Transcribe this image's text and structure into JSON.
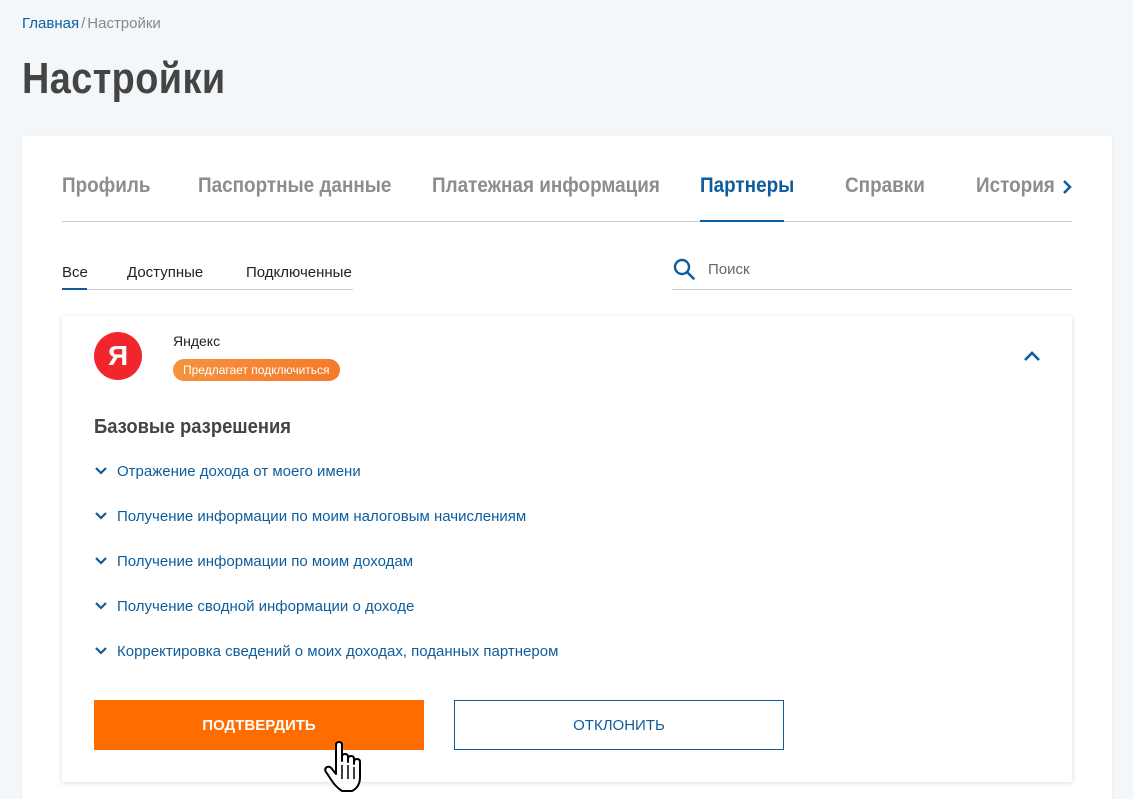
{
  "breadcrumb": {
    "home": "Главная",
    "separator": "/",
    "current": "Настройки"
  },
  "page_title": "Настройки",
  "tabs": [
    {
      "label": "Профиль"
    },
    {
      "label": "Паспортные данные"
    },
    {
      "label": "Платежная информация"
    },
    {
      "label": "Партнеры",
      "active": true
    },
    {
      "label": "Справки"
    },
    {
      "label": "История"
    }
  ],
  "subtabs": [
    {
      "label": "Все",
      "active": true
    },
    {
      "label": "Доступные"
    },
    {
      "label": "Подключенные"
    }
  ],
  "search": {
    "placeholder": "Поиск",
    "value": ""
  },
  "partner": {
    "logo_letter": "Я",
    "name": "Яндекс",
    "status_badge": "Предлагает подключиться",
    "permissions_title": "Базовые разрешения",
    "permissions": [
      {
        "label": "Отражение дохода от моего имени"
      },
      {
        "label": "Получение информации по моим налоговым начислениям"
      },
      {
        "label": "Получение информации по моим доходам"
      },
      {
        "label": "Получение сводной информации о доходе"
      },
      {
        "label": "Корректировка сведений о моих доходах, поданных партнером"
      }
    ],
    "confirm_label": "ПОДТВЕРДИТЬ",
    "reject_label": "ОТКЛОНИТЬ"
  },
  "colors": {
    "accent": "#0d5d9e",
    "confirm_button": "#ff6c00",
    "badge": "#f47a2b",
    "yandex_red": "#f0262c"
  }
}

◆ ◆ ◆ ◆

Transcribe the full listing above exactly as it stands, minus the pictures.

Transcribe this image's text and structure into JSON.
{
  "breadcrumb": {
    "home": "Главная",
    "separator": "/",
    "current": "Настройки"
  },
  "page_title": "Настройки",
  "tabs": [
    {
      "label": "Профиль"
    },
    {
      "label": "Паспортные данные"
    },
    {
      "label": "Платежная информация"
    },
    {
      "label": "Партнеры",
      "active": true
    },
    {
      "label": "Справки"
    },
    {
      "label": "История"
    }
  ],
  "subtabs": [
    {
      "label": "Все",
      "active": true
    },
    {
      "label": "Доступные"
    },
    {
      "label": "Подключенные"
    }
  ],
  "search": {
    "placeholder": "Поиск",
    "value": ""
  },
  "partner": {
    "logo_letter": "Я",
    "name": "Яндекс",
    "status_badge": "Предлагает подключиться",
    "permissions_title": "Базовые разрешения",
    "permissions": [
      {
        "label": "Отражение дохода от моего имени"
      },
      {
        "label": "Получение информации по моим налоговым начислениям"
      },
      {
        "label": "Получение информации по моим доходам"
      },
      {
        "label": "Получение сводной информации о доходе"
      },
      {
        "label": "Корректировка сведений о моих доходах, поданных партнером"
      }
    ],
    "confirm_label": "ПОДТВЕРДИТЬ",
    "reject_label": "ОТКЛОНИТЬ"
  },
  "colors": {
    "accent": "#0d5d9e",
    "confirm_button": "#ff6c00",
    "badge": "#f47a2b",
    "yandex_red": "#f0262c"
  }
}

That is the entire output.